(Recorded data)
□ □ □ □
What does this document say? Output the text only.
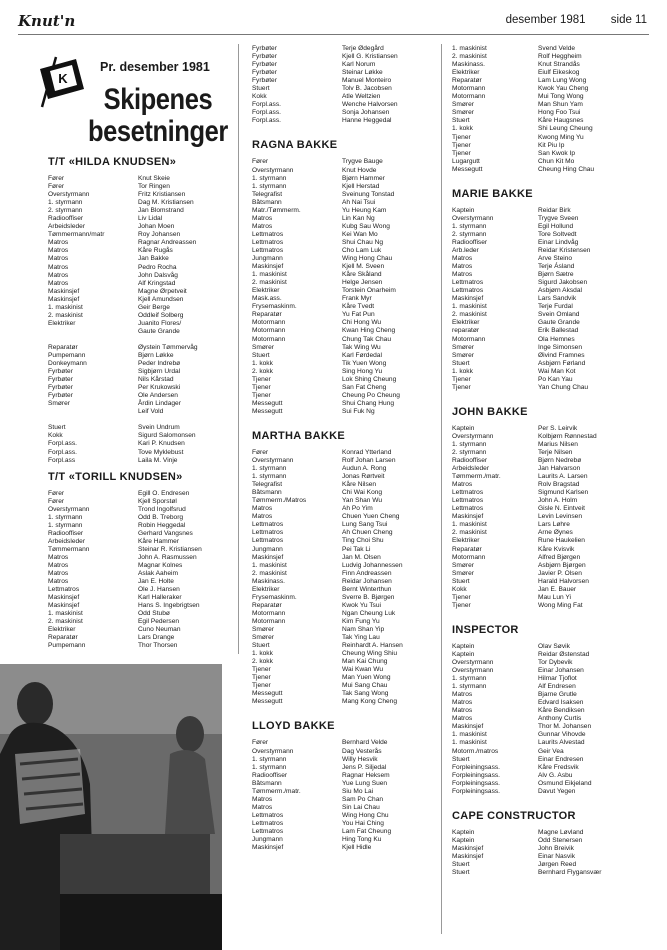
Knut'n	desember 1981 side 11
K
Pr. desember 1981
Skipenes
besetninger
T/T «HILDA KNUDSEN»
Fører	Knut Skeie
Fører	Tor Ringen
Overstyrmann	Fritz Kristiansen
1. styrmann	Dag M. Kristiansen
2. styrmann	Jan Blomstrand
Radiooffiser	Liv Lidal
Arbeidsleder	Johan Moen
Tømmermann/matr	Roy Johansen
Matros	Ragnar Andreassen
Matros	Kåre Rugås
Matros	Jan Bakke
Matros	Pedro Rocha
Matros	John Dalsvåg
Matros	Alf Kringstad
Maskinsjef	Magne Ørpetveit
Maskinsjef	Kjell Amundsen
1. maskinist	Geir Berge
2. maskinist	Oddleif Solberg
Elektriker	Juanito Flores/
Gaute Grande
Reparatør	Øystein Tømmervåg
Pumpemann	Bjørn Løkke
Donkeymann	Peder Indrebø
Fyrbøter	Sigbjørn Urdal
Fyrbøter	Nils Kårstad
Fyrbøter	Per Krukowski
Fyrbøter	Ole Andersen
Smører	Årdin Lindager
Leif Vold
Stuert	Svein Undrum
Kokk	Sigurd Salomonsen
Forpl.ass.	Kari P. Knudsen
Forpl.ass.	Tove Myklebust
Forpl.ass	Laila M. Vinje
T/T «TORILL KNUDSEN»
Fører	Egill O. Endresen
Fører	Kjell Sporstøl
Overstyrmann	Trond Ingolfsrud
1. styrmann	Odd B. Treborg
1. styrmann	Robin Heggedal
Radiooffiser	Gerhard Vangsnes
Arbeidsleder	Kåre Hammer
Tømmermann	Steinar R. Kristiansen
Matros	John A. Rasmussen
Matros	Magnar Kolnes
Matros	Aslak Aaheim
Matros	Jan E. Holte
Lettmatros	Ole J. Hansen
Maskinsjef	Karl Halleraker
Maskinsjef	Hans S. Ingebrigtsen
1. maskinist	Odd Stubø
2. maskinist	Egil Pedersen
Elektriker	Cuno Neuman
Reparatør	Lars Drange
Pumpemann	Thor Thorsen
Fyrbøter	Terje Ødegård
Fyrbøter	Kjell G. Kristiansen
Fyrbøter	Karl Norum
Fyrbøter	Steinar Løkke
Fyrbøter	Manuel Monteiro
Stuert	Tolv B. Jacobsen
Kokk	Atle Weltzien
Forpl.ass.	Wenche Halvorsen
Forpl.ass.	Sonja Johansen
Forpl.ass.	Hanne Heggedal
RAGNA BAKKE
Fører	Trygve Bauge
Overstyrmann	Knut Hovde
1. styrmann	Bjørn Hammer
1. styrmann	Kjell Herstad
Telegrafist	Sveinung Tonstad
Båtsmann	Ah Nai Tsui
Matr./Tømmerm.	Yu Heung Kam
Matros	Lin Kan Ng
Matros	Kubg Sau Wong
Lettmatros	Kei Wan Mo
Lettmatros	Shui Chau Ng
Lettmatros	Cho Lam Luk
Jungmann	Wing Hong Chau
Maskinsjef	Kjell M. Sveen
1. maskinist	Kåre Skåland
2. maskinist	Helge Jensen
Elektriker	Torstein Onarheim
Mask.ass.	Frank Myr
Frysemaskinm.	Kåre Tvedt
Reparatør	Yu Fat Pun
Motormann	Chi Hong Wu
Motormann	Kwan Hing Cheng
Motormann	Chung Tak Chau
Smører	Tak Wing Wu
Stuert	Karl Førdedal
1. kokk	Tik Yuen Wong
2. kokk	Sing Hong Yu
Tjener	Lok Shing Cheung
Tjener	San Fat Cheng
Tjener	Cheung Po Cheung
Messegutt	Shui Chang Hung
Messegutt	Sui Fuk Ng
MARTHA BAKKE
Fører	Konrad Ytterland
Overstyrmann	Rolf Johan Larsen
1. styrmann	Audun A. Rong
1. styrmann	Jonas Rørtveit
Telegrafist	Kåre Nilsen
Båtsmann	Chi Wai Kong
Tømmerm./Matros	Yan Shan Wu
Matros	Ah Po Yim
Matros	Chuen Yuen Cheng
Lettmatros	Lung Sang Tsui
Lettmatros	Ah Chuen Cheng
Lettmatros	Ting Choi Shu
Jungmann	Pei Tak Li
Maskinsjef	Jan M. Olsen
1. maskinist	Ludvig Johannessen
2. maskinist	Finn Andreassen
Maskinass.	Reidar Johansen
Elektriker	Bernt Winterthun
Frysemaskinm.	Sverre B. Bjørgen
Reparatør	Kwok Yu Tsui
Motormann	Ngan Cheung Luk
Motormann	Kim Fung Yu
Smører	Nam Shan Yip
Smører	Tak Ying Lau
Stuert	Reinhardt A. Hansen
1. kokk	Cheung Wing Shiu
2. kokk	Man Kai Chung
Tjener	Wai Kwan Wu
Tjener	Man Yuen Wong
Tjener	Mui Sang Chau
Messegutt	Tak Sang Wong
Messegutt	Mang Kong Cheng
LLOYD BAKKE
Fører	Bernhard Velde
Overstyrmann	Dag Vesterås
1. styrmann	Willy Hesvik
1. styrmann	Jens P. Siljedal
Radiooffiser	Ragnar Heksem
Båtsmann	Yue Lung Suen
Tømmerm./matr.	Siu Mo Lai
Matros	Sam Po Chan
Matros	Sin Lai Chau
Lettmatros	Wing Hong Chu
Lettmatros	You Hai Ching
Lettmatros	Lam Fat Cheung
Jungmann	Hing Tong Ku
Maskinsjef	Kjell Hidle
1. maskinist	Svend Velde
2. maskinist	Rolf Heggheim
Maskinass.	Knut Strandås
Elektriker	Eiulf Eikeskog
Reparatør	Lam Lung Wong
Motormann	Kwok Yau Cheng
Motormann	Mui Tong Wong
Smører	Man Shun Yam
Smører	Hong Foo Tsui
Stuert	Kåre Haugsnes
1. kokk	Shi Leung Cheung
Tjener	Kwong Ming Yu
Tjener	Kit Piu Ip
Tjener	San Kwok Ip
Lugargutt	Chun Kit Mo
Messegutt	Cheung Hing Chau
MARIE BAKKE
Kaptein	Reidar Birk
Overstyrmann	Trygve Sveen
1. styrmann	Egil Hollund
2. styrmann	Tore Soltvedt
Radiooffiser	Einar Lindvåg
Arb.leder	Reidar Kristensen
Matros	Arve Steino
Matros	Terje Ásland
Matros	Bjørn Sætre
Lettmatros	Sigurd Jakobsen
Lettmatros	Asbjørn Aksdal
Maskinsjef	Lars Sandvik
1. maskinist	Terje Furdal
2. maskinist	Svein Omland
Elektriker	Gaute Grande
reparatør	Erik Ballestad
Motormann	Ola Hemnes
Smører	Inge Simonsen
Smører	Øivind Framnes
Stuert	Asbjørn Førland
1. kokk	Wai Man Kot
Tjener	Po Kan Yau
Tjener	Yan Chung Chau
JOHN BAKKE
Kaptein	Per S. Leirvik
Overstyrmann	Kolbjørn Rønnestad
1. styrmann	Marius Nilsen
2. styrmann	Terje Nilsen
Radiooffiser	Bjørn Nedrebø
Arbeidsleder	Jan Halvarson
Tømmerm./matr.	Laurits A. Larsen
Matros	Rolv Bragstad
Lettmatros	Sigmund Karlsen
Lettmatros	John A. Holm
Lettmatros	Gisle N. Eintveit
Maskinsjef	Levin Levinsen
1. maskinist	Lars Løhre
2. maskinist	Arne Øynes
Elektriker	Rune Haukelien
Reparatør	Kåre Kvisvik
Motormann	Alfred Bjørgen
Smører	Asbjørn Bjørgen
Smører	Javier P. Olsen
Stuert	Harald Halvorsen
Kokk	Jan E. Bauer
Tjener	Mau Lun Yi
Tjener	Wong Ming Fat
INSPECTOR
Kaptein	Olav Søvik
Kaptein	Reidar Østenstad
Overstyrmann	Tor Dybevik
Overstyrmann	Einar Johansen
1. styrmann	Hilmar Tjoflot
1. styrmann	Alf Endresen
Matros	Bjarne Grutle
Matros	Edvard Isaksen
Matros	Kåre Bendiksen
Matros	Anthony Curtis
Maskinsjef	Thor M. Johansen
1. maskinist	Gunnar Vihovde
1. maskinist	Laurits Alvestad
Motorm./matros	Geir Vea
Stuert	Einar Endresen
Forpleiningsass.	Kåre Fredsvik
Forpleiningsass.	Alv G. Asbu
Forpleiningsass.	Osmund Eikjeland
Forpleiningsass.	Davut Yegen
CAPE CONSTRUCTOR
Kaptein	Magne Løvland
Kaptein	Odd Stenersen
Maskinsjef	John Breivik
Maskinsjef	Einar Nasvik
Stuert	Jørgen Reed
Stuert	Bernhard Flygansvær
□ □ □ □
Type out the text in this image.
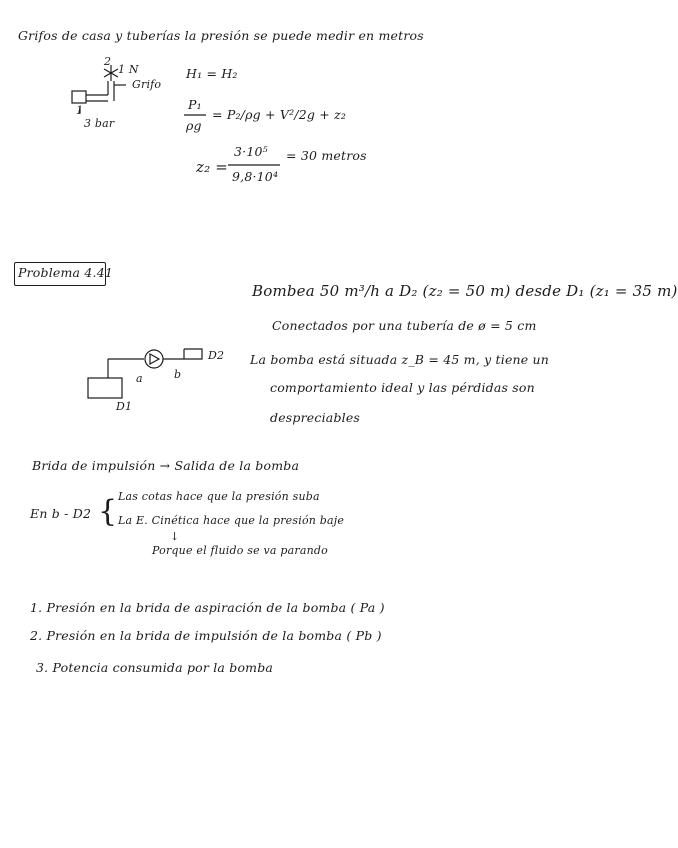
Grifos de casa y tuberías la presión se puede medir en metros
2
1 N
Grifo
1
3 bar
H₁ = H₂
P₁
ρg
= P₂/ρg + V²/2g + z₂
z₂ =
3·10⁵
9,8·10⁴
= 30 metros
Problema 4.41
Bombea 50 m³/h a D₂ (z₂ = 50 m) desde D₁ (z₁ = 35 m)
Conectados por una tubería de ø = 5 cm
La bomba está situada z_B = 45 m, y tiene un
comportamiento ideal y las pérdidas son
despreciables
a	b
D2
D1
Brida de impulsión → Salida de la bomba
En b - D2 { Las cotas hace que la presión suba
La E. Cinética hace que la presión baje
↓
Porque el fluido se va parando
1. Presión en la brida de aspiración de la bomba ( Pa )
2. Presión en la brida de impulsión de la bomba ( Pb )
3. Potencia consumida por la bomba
□ □ □ □
* _PROBLEM TO SOLVE_
Which lines include "Kwok"? Copy each of them out.

* _THE OUTPUT_
Reparatør	Kwok Yu Tsui
Motormann	Kwok Yau Cheng
Tjener	San Kwok Ip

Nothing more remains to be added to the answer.